[BEGIN]

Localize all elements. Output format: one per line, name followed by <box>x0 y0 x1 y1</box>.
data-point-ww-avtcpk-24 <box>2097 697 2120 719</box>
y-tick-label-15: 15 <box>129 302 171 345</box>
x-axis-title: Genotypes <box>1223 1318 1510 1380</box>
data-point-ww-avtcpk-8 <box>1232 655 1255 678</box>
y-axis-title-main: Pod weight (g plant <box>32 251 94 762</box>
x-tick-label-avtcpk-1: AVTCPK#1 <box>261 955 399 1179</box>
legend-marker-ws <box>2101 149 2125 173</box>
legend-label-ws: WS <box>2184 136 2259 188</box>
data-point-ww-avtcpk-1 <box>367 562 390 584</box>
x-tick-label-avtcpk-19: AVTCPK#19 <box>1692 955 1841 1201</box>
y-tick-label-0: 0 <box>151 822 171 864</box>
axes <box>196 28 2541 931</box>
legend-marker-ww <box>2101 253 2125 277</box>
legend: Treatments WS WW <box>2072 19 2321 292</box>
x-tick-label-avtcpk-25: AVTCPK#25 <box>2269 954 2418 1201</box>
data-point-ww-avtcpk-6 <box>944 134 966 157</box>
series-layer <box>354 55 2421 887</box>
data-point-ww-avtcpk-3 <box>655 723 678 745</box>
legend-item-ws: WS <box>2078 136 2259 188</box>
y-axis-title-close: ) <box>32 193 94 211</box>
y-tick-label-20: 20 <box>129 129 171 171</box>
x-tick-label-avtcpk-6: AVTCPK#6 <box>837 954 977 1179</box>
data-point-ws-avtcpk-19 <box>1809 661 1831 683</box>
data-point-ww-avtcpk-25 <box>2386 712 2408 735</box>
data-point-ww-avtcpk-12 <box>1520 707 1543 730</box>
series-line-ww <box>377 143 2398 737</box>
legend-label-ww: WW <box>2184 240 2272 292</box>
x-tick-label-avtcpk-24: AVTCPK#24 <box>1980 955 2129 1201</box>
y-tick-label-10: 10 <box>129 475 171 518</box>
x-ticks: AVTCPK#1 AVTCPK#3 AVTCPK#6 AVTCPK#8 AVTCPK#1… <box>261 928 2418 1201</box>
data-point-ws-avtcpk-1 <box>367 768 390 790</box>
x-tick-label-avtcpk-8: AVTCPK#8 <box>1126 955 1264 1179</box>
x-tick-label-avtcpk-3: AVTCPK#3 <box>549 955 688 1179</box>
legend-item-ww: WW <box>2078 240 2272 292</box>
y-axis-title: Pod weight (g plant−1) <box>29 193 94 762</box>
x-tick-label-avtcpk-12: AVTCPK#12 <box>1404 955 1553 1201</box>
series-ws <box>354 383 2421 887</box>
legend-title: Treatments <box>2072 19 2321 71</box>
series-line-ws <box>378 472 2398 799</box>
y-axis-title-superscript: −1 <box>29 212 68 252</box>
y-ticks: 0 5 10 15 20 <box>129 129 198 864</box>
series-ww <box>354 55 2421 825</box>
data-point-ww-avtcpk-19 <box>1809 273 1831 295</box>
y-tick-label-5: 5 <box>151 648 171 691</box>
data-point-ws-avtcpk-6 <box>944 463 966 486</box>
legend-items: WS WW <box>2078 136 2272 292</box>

[END]

Task objective:
Extract every line from the items above and reproduce each one verbatim, without any change.

Result:
Localize all elements. Output format: one per line, name followed by <box>x0 y0 x1 y1</box>.
data-point-ww-avtcpk-24 <box>2097 697 2120 719</box>
y-tick-label-15: 15 <box>129 302 171 345</box>
x-axis-title: Genotypes <box>1223 1318 1510 1380</box>
data-point-ww-avtcpk-8 <box>1232 655 1255 678</box>
y-axis-title-main: Pod weight (g plant <box>32 251 94 762</box>
x-tick-label-avtcpk-1: AVTCPK#1 <box>261 955 399 1179</box>
legend-marker-ws <box>2101 149 2125 173</box>
legend-label-ws: WS <box>2184 136 2259 188</box>
data-point-ww-avtcpk-1 <box>367 562 390 584</box>
x-tick-label-avtcpk-19: AVTCPK#19 <box>1692 955 1841 1201</box>
y-tick-label-0: 0 <box>151 822 171 864</box>
axes <box>196 28 2541 931</box>
legend-marker-ww <box>2101 253 2125 277</box>
legend: Treatments WS WW <box>2072 19 2321 292</box>
x-tick-label-avtcpk-25: AVTCPK#25 <box>2269 954 2418 1201</box>
data-point-ww-avtcpk-6 <box>944 134 966 157</box>
series-layer <box>354 55 2421 887</box>
data-point-ww-avtcpk-3 <box>655 723 678 745</box>
legend-item-ws: WS <box>2078 136 2259 188</box>
y-axis-title-close: ) <box>32 193 94 211</box>
y-tick-label-20: 20 <box>129 129 171 171</box>
x-tick-label-avtcpk-6: AVTCPK#6 <box>837 954 977 1179</box>
data-point-ws-avtcpk-19 <box>1809 661 1831 683</box>
data-point-ww-avtcpk-25 <box>2386 712 2408 735</box>
data-point-ww-avtcpk-12 <box>1520 707 1543 730</box>
series-line-ww <box>377 143 2398 737</box>
legend-label-ww: WW <box>2184 240 2272 292</box>
x-tick-label-avtcpk-24: AVTCPK#24 <box>1980 955 2129 1201</box>
y-tick-label-10: 10 <box>129 475 171 518</box>
x-ticks: AVTCPK#1 AVTCPK#3 AVTCPK#6 AVTCPK#8 AVTCPK#1… <box>261 928 2418 1201</box>
data-point-ws-avtcpk-1 <box>367 768 390 790</box>
x-tick-label-avtcpk-8: AVTCPK#8 <box>1126 955 1264 1179</box>
x-tick-label-avtcpk-3: AVTCPK#3 <box>549 955 688 1179</box>
legend-item-ww: WW <box>2078 240 2272 292</box>
y-axis-title: Pod weight (g plant−1) <box>29 193 94 762</box>
x-tick-label-avtcpk-12: AVTCPK#12 <box>1404 955 1553 1201</box>
series-ws <box>354 383 2421 887</box>
legend-title: Treatments <box>2072 19 2321 71</box>
series-line-ws <box>378 472 2398 799</box>
y-axis-title-superscript: −1 <box>29 212 68 252</box>
y-ticks: 0 5 10 15 20 <box>129 129 198 864</box>
series-ww <box>354 55 2421 825</box>
data-point-ww-avtcpk-19 <box>1809 273 1831 295</box>
y-tick-label-5: 5 <box>151 648 171 691</box>
data-point-ws-avtcpk-6 <box>944 463 966 486</box>
legend-items: WS WW <box>2078 136 2272 292</box>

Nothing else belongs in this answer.